BEGIN MATERIAL SHOWN

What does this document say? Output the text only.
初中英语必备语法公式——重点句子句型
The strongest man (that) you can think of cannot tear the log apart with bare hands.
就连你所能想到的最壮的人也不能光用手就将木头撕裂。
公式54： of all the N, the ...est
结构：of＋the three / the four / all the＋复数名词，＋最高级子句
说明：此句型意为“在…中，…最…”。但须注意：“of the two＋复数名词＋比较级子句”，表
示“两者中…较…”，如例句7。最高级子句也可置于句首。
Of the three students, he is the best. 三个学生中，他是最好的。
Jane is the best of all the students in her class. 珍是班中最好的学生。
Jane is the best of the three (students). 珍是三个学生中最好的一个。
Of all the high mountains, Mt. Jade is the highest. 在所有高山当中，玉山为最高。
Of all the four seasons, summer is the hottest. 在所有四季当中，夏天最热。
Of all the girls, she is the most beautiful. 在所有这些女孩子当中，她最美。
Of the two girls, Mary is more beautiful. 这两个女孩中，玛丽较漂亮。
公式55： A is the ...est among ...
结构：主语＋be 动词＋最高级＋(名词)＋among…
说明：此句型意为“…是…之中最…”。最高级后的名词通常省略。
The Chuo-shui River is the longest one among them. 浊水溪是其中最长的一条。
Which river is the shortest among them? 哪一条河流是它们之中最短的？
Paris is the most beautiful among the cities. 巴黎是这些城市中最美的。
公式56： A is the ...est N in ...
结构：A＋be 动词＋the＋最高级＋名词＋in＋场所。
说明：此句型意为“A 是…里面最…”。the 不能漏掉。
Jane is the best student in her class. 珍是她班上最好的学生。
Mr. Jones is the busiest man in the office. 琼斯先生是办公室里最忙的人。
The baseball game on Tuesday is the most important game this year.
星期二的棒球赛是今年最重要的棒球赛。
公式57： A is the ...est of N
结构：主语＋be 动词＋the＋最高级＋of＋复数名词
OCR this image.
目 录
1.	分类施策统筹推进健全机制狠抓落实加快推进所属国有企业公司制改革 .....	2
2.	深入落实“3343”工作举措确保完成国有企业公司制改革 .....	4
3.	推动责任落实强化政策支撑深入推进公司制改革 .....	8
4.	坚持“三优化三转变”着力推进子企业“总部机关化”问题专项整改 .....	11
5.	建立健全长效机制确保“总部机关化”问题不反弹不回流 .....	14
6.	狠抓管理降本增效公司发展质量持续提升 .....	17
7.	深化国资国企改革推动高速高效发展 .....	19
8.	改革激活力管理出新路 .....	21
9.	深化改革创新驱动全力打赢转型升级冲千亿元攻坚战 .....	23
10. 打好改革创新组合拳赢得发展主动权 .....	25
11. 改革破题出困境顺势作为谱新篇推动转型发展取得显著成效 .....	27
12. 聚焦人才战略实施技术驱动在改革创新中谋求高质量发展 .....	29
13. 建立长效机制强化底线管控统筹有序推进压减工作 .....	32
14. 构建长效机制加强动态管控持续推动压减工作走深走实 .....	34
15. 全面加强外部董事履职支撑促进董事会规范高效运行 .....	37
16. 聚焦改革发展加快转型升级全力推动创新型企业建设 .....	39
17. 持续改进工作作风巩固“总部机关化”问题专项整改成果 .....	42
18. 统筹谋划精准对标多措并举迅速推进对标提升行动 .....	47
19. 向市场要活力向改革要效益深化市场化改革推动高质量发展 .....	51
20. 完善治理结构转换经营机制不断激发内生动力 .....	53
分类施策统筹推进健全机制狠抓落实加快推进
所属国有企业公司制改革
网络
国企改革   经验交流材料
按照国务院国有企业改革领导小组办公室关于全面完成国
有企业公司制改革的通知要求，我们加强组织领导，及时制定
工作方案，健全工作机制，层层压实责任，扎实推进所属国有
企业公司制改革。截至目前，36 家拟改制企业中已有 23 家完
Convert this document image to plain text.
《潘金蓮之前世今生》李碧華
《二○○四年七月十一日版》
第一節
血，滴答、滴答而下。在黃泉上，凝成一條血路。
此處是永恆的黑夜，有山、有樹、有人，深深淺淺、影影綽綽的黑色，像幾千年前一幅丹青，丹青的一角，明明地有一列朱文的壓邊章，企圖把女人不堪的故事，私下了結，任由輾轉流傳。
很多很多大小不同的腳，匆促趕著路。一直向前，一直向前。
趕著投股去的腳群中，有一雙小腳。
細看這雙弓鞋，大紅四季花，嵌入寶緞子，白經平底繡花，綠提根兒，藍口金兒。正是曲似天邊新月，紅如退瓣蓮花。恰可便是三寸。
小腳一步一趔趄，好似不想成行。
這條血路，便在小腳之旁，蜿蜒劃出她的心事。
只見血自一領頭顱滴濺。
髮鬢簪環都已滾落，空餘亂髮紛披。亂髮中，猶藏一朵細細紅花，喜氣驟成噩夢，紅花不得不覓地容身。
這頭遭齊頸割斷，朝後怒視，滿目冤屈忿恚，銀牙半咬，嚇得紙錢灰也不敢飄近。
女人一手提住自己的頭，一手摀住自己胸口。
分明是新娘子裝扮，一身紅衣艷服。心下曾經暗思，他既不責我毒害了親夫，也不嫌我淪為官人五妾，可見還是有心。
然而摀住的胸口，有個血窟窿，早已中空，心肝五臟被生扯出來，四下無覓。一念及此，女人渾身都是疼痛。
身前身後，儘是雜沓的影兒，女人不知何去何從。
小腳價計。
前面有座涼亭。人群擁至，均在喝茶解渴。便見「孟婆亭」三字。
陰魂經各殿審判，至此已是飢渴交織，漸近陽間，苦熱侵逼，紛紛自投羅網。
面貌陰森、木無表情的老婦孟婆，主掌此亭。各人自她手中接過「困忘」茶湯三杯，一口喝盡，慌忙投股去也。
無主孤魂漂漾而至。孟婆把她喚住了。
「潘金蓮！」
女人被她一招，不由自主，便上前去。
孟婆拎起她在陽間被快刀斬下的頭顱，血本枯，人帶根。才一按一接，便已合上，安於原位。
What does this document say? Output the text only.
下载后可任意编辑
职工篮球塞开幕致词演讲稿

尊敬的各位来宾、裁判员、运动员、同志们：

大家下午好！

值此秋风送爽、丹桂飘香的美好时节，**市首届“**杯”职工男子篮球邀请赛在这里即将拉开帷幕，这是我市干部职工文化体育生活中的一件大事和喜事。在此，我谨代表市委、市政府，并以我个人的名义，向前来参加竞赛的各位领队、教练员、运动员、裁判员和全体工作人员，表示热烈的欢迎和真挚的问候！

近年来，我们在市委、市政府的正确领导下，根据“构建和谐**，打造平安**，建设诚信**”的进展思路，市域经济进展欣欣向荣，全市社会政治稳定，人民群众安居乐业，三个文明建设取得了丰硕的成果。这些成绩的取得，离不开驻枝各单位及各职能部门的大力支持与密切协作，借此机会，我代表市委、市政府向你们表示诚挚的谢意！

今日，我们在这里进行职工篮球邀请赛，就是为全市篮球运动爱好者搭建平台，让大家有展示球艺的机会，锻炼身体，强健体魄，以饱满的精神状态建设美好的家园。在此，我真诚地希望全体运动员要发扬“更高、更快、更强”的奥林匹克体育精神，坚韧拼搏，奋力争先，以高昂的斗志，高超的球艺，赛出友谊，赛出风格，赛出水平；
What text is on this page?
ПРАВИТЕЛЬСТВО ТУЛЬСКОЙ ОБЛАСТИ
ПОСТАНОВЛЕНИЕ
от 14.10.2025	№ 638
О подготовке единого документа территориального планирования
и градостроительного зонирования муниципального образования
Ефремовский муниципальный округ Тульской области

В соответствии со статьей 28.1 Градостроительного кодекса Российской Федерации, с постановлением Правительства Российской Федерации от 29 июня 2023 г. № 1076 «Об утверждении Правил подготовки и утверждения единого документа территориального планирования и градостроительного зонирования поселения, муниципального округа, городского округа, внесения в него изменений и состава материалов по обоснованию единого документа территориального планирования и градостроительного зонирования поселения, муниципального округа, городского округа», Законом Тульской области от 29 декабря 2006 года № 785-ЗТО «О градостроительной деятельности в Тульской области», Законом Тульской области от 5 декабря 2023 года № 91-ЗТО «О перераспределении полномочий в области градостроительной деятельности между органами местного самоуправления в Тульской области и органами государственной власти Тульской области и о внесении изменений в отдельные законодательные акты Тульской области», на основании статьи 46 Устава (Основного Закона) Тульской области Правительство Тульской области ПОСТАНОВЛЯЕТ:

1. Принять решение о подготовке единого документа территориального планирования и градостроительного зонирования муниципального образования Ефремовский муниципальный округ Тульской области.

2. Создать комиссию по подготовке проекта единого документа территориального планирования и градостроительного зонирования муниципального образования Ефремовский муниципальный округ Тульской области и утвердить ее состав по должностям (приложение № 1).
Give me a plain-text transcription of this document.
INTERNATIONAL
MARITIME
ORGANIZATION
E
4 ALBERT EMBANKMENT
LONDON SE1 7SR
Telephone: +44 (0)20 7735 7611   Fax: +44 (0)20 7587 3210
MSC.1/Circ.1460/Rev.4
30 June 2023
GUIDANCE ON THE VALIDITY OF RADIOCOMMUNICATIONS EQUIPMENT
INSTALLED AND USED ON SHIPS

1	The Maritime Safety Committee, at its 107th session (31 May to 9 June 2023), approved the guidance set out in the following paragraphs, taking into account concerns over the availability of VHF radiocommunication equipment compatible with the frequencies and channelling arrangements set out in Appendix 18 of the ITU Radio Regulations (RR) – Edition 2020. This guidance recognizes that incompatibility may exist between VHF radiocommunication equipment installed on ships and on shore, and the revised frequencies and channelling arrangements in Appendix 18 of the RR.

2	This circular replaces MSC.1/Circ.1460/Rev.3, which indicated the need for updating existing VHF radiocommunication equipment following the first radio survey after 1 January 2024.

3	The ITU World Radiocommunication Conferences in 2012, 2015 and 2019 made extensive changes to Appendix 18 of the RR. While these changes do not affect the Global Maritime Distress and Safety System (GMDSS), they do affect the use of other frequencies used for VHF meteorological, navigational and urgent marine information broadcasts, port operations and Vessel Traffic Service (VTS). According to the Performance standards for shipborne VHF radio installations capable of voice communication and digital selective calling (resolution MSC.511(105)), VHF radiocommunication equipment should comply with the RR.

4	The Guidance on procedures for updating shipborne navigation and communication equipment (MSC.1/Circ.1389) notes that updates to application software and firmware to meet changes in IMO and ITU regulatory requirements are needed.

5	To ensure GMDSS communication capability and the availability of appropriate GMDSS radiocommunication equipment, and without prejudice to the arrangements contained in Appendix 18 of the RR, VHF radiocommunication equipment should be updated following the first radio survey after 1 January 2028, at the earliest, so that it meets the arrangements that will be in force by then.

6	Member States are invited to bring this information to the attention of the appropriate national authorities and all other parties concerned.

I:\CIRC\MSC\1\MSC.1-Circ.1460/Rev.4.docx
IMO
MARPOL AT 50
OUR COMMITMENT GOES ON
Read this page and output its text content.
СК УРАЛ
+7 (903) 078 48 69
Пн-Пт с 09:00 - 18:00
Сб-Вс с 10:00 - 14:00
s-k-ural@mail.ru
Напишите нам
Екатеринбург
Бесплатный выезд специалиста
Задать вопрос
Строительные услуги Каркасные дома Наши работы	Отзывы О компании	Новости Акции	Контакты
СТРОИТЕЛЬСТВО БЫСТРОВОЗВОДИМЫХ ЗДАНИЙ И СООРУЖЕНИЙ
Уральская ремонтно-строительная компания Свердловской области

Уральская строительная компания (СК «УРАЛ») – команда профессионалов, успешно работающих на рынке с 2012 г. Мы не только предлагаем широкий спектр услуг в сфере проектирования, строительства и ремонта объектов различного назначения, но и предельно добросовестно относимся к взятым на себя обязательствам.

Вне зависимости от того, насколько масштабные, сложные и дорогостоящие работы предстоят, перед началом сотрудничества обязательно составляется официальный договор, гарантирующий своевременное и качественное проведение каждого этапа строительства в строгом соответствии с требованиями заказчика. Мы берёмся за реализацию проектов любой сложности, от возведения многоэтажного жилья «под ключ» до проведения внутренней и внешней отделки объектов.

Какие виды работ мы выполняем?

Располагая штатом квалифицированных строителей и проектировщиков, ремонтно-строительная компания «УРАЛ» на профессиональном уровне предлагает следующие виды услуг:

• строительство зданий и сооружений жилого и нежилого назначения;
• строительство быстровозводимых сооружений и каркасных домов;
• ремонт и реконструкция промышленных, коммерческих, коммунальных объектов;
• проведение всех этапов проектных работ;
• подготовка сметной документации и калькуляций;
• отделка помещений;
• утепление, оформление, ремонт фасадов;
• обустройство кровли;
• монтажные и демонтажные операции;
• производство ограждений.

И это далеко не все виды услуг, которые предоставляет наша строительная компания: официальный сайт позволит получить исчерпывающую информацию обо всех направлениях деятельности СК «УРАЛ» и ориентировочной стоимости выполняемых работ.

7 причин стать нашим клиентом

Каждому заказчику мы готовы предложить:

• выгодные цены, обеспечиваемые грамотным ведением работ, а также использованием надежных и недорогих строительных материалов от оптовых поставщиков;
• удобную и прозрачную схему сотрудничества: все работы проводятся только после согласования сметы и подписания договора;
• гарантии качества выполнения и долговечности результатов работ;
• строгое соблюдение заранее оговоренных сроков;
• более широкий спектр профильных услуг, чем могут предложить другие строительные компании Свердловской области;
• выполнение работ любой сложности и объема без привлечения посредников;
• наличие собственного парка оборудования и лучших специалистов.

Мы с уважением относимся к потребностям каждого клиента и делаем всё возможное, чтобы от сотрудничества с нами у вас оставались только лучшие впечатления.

END MATERIAL SHOWN

Extract every line of the records above that contains the word "students".

> TASK SOLUTION:
Of the three students, he is the best. 三个学生中，他是最好的。
Jane is the best of all the students in her class. 珍是班中最好的学生。
Jane is the best of the three (students). 珍是三个学生中最好的一个。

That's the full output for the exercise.